■ **Given data**
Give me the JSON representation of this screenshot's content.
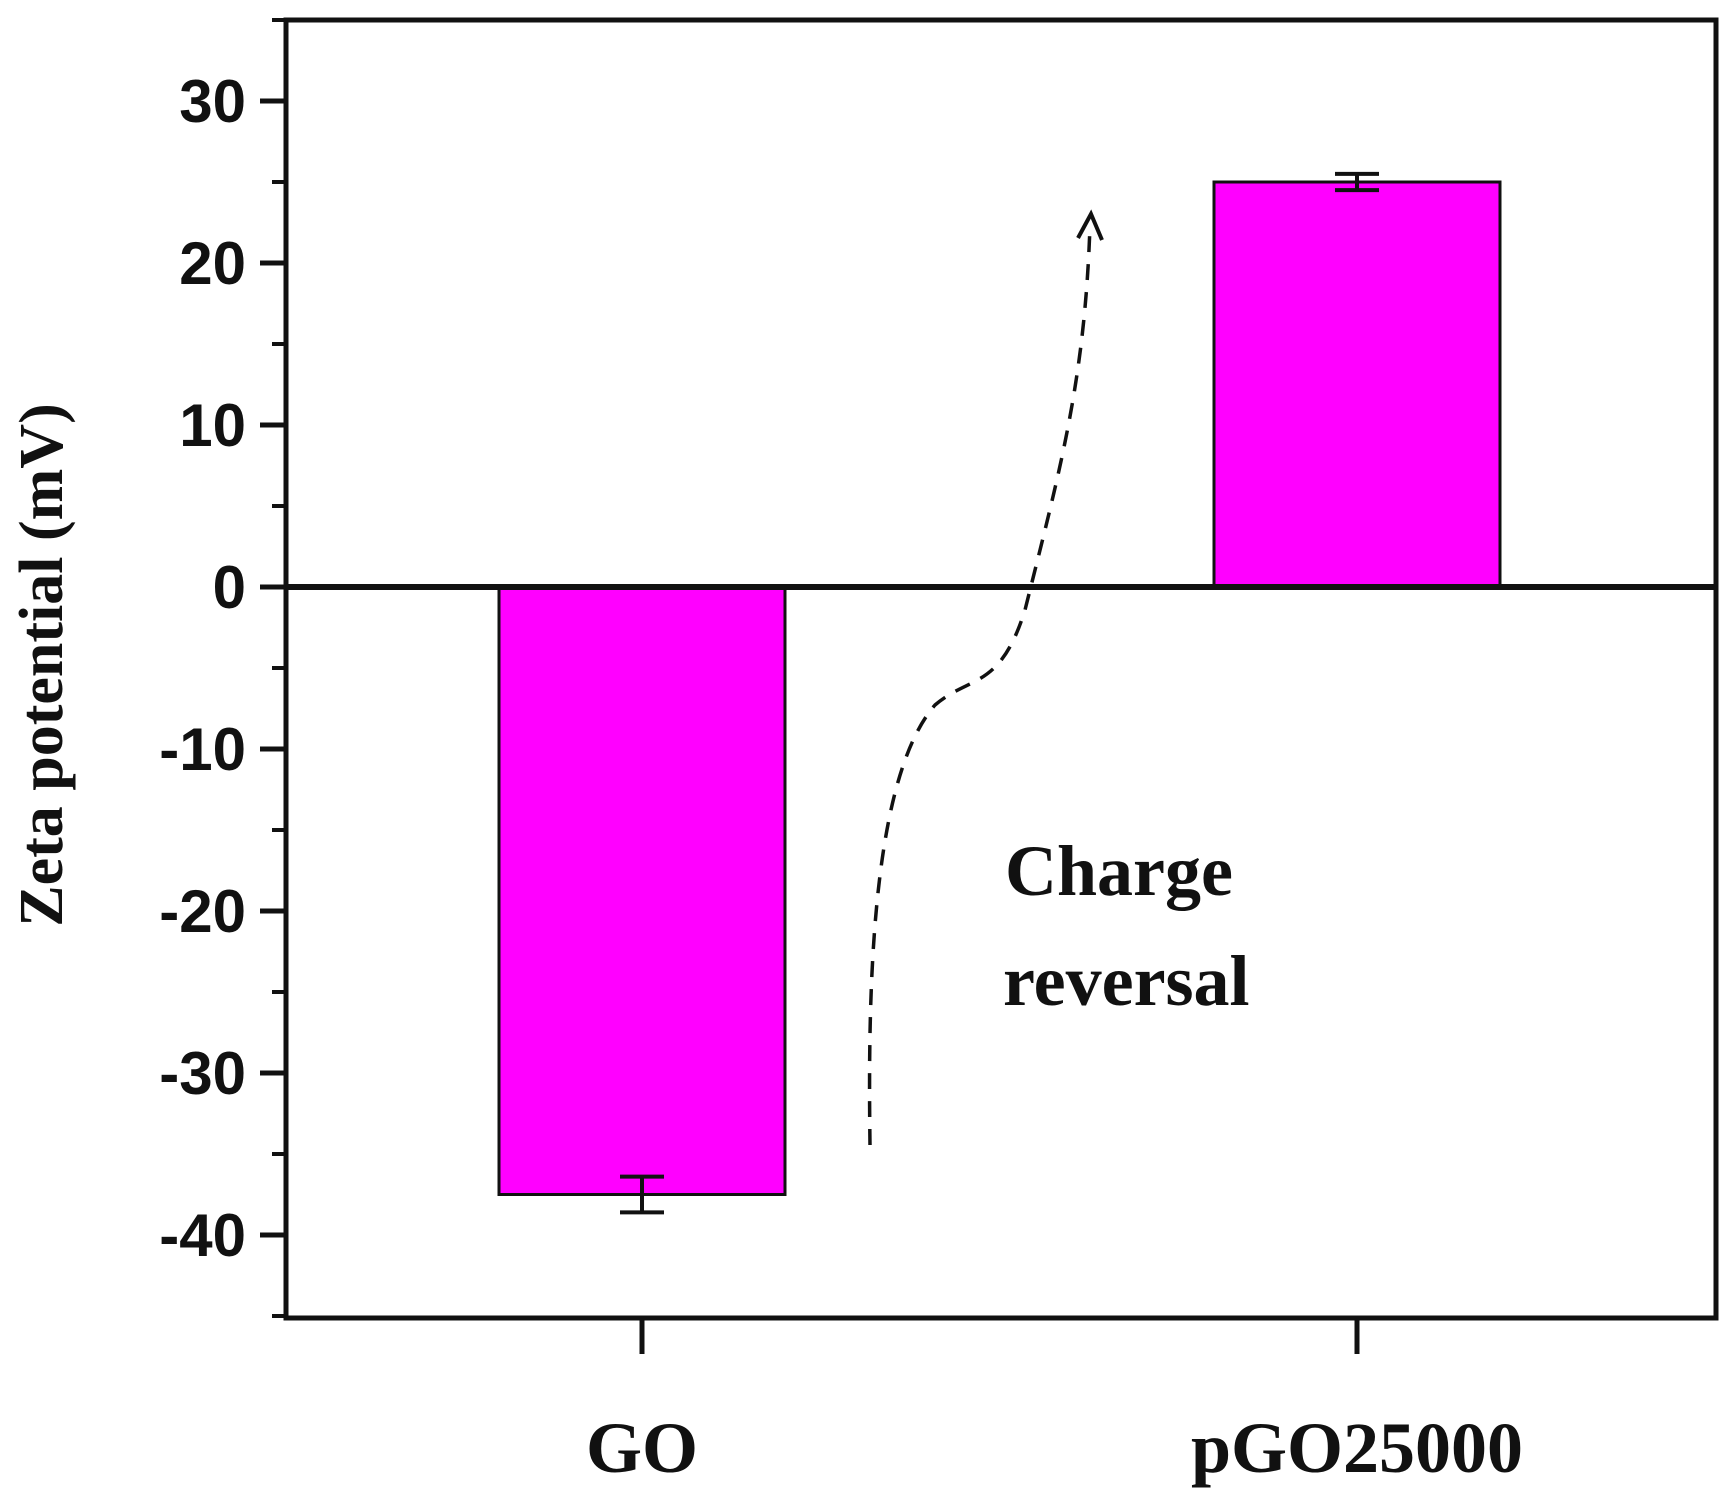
{
  "chart_data": {
    "type": "bar",
    "categories": [
      "GO",
      "pGO25000"
    ],
    "values": [
      -37.5,
      25
    ],
    "errors": [
      1.1,
      0.5
    ],
    "ylabel": "Zeta potential (mV)",
    "xlabel": "",
    "title": "",
    "ylim": [
      -45,
      35
    ],
    "yticks": [
      30,
      20,
      10,
      0,
      -10,
      -20,
      -30,
      -40
    ],
    "ytick_labels": [
      "30",
      "20",
      "10",
      "0",
      "-10",
      "-20",
      "-30",
      "-40"
    ],
    "zero_line": true,
    "grid": false,
    "bar_color": "#ff00ff",
    "annotation": {
      "line1": "Charge",
      "line2": "reversal",
      "arrow": "dashed curve from GO upward to pGO25000"
    }
  }
}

■ **Task objective**
Using the data above, print every line exactly, omitting pictures.

■ **Response**
Give me the JSON representation of this screenshot's content.
{
  "chart_data": {
    "type": "bar",
    "categories": [
      "GO",
      "pGO25000"
    ],
    "values": [
      -37.5,
      25
    ],
    "errors": [
      1.1,
      0.5
    ],
    "ylabel": "Zeta potential (mV)",
    "xlabel": "",
    "title": "",
    "ylim": [
      -45,
      35
    ],
    "yticks": [
      30,
      20,
      10,
      0,
      -10,
      -20,
      -30,
      -40
    ],
    "ytick_labels": [
      "30",
      "20",
      "10",
      "0",
      "-10",
      "-20",
      "-30",
      "-40"
    ],
    "zero_line": true,
    "grid": false,
    "bar_color": "#ff00ff",
    "annotation": {
      "line1": "Charge",
      "line2": "reversal",
      "arrow": "dashed curve from GO upward to pGO25000"
    }
  }
}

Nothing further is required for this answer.